[Extracted data entries]
--------------------------------------------------
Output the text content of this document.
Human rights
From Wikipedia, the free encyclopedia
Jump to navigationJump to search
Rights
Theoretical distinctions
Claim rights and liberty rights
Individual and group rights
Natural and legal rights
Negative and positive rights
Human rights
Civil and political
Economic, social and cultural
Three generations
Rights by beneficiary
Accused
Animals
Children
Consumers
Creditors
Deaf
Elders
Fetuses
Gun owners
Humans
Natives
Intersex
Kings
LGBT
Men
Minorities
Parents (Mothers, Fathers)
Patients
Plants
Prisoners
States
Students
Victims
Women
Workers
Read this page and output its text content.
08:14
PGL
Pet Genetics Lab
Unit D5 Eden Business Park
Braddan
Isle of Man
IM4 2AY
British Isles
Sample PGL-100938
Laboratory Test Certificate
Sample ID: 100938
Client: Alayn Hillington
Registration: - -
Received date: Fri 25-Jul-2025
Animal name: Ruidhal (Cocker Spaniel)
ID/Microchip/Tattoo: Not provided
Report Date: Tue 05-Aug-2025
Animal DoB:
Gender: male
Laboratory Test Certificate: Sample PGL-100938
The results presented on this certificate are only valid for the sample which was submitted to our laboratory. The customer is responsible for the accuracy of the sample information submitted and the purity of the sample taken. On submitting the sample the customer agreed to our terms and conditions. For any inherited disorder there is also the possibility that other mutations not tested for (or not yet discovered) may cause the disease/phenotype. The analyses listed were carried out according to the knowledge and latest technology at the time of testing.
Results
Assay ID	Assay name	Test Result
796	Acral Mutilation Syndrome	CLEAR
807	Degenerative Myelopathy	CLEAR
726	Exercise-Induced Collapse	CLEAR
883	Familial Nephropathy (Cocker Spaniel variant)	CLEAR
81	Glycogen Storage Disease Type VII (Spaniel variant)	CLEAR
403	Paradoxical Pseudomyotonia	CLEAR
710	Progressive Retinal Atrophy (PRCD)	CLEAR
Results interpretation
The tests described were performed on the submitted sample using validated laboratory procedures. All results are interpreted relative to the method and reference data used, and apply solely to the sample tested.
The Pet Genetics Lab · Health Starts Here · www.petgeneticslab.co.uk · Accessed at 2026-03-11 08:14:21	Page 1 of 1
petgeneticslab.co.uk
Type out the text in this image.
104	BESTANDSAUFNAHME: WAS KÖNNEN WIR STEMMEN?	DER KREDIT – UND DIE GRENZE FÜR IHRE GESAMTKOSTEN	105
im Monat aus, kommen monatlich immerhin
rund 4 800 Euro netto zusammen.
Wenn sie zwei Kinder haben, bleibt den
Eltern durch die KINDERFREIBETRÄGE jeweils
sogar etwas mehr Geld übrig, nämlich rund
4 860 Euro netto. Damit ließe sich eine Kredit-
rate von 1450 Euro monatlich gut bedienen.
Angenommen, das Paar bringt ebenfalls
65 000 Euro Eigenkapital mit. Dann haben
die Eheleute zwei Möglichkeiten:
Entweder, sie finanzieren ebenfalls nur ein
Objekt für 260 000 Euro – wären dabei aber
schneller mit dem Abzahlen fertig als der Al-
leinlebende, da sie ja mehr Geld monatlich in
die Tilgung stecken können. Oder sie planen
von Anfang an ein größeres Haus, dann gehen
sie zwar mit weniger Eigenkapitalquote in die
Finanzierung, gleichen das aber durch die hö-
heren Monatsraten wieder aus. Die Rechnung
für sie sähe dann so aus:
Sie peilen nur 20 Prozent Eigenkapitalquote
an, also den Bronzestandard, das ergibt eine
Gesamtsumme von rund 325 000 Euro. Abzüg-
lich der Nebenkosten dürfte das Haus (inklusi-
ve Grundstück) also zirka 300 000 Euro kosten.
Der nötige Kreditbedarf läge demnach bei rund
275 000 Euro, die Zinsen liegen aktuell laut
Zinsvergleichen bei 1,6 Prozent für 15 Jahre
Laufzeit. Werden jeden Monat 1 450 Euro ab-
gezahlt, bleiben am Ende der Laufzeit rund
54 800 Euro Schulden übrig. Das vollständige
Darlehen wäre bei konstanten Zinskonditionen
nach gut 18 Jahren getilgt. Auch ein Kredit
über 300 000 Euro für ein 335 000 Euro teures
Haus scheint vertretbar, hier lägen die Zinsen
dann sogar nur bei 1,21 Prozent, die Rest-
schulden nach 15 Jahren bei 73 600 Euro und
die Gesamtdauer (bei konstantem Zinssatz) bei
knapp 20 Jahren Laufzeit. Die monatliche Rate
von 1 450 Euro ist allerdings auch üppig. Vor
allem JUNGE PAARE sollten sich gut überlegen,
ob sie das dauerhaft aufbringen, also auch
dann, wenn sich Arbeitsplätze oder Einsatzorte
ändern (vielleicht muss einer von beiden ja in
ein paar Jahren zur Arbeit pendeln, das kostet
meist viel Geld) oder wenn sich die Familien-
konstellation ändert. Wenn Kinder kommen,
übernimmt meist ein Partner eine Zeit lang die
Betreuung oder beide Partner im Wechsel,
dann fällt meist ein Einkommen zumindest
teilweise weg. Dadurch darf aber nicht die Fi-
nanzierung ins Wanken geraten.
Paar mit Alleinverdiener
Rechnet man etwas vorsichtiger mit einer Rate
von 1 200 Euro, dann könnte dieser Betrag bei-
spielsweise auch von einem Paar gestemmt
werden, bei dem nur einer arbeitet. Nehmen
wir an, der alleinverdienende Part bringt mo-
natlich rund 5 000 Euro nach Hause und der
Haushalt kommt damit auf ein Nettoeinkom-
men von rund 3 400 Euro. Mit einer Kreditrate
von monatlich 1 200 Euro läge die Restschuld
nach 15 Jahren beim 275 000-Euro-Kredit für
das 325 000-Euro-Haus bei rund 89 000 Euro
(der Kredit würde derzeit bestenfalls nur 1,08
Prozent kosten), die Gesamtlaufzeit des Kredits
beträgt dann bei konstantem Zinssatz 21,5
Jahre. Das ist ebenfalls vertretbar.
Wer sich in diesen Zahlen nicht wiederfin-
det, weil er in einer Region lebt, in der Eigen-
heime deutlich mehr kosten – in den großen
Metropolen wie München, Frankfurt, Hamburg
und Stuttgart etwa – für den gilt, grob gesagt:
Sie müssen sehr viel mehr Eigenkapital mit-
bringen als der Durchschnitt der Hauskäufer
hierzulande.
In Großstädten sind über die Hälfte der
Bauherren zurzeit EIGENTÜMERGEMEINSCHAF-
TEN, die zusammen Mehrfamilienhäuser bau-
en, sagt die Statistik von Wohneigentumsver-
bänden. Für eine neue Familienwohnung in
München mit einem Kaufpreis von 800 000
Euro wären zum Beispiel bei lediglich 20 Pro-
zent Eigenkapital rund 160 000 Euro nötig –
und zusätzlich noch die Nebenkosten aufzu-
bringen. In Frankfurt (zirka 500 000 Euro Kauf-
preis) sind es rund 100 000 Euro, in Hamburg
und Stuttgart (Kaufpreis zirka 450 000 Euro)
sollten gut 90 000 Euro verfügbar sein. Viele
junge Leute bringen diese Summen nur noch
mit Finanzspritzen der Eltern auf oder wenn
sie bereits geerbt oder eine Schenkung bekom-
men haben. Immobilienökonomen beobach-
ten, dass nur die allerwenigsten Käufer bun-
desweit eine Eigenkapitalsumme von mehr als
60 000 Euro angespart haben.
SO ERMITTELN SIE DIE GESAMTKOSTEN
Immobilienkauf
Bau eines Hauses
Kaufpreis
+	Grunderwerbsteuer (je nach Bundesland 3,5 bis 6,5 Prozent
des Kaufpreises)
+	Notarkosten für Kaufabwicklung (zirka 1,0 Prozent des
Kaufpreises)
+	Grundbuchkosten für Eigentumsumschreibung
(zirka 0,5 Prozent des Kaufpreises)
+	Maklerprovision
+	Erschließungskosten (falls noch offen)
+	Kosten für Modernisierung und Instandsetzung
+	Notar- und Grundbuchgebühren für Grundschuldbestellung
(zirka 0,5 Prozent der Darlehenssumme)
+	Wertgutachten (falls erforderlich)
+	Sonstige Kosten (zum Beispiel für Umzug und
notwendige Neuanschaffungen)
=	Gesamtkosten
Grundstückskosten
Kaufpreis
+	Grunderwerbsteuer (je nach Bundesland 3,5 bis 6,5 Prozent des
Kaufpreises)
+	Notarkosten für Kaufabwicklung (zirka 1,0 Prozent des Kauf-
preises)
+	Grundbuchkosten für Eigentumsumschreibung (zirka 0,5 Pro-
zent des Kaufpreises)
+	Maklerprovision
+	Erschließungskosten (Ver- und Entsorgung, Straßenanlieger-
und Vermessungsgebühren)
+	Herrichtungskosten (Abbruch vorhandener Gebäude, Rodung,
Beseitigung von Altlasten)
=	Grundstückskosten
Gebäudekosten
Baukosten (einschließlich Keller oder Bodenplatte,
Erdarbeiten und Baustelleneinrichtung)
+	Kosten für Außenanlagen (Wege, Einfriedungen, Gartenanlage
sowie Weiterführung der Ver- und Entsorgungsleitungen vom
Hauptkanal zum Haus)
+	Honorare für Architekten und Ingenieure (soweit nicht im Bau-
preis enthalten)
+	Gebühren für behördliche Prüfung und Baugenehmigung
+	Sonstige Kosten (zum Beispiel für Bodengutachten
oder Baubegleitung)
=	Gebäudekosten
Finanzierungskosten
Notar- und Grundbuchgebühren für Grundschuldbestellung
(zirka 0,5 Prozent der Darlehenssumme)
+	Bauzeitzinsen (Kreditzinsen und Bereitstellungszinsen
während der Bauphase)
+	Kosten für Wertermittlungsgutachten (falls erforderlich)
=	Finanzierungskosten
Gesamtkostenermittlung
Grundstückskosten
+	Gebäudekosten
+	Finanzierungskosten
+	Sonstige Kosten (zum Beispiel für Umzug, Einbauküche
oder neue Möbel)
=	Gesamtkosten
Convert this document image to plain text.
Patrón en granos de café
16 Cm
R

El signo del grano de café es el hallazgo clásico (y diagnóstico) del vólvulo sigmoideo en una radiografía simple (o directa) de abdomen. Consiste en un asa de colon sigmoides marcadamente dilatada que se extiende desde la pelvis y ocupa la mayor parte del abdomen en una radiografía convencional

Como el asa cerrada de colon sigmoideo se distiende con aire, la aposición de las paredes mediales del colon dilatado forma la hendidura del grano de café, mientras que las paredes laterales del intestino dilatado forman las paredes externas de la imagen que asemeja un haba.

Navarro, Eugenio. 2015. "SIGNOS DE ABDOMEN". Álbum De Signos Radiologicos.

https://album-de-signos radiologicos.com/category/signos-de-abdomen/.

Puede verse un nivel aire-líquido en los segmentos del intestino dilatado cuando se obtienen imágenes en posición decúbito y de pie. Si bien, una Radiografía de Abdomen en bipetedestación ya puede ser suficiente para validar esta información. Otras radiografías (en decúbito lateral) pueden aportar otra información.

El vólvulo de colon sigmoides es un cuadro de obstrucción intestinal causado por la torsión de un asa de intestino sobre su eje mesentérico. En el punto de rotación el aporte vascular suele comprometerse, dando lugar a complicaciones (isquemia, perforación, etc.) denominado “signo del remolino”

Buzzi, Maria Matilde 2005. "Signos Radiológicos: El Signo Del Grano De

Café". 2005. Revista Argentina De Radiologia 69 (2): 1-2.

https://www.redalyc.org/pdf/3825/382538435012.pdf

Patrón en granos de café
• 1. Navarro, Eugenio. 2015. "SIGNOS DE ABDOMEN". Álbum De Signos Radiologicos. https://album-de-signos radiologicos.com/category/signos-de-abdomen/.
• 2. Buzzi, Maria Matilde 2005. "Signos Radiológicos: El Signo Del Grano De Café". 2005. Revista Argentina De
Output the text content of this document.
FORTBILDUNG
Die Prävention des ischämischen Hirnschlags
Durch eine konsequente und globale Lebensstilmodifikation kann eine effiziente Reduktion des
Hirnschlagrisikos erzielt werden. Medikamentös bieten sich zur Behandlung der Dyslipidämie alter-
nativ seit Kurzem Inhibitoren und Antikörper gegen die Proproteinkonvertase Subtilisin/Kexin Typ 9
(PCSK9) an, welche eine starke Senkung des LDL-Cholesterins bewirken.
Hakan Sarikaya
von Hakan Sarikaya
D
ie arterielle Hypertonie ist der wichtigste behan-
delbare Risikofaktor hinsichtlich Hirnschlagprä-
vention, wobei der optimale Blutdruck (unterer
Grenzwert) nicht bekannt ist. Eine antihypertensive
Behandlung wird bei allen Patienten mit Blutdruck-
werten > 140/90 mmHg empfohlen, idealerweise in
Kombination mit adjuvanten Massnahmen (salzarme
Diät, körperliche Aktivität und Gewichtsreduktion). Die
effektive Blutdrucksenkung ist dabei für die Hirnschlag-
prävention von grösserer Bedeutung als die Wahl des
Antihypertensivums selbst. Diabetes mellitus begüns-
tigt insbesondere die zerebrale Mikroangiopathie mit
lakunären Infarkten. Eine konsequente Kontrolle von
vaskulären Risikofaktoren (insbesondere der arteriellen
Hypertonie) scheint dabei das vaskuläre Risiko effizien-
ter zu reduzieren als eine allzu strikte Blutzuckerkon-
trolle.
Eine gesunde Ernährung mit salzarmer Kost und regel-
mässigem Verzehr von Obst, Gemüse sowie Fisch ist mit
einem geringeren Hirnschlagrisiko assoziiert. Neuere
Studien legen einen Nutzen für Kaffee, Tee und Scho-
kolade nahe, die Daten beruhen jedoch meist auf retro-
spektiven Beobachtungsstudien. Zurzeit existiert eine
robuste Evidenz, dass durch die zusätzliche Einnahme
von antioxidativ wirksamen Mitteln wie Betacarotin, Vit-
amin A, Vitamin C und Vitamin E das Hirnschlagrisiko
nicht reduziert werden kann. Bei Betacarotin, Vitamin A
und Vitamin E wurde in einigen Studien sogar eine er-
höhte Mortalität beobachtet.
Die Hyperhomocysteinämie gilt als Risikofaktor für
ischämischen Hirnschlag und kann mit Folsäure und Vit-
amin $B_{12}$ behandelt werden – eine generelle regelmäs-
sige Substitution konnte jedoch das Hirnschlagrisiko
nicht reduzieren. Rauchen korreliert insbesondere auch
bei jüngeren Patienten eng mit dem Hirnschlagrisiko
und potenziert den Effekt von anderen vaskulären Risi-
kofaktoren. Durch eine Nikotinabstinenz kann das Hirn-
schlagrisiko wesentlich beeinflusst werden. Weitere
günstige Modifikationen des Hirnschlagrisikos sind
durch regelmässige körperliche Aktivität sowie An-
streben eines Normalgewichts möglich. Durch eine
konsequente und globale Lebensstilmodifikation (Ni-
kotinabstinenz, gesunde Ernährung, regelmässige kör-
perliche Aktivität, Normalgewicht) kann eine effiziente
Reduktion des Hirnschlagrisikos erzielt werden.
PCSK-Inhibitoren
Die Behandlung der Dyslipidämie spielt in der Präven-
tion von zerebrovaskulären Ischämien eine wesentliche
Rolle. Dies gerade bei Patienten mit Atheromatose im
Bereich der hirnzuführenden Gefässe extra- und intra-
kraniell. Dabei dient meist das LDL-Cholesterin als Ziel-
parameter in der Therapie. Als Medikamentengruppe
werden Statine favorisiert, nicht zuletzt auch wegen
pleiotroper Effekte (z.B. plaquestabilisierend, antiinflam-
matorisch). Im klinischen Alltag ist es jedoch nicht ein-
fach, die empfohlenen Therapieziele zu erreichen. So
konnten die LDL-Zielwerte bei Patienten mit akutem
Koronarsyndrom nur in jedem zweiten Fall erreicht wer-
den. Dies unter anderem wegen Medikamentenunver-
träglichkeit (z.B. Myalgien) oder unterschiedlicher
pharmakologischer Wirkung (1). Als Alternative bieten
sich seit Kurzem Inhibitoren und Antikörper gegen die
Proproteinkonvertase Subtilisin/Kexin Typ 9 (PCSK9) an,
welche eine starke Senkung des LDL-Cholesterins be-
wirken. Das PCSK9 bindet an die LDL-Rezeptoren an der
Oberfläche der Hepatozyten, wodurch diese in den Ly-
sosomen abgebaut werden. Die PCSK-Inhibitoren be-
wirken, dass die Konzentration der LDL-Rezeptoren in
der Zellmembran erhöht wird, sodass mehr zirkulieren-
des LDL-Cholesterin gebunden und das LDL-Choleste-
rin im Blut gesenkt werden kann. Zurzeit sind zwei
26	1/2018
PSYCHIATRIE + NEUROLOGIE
--------------------------------------------------
YOUR TASK - Show, from the records above, every line that includes "Bundesland".

RESULT FOR THIS TASK -
+	Grunderwerbsteuer (je nach Bundesland 3,5 bis 6,5 Prozent
+	Grunderwerbsteuer (je nach Bundesland 3,5 bis 6,5 Prozent des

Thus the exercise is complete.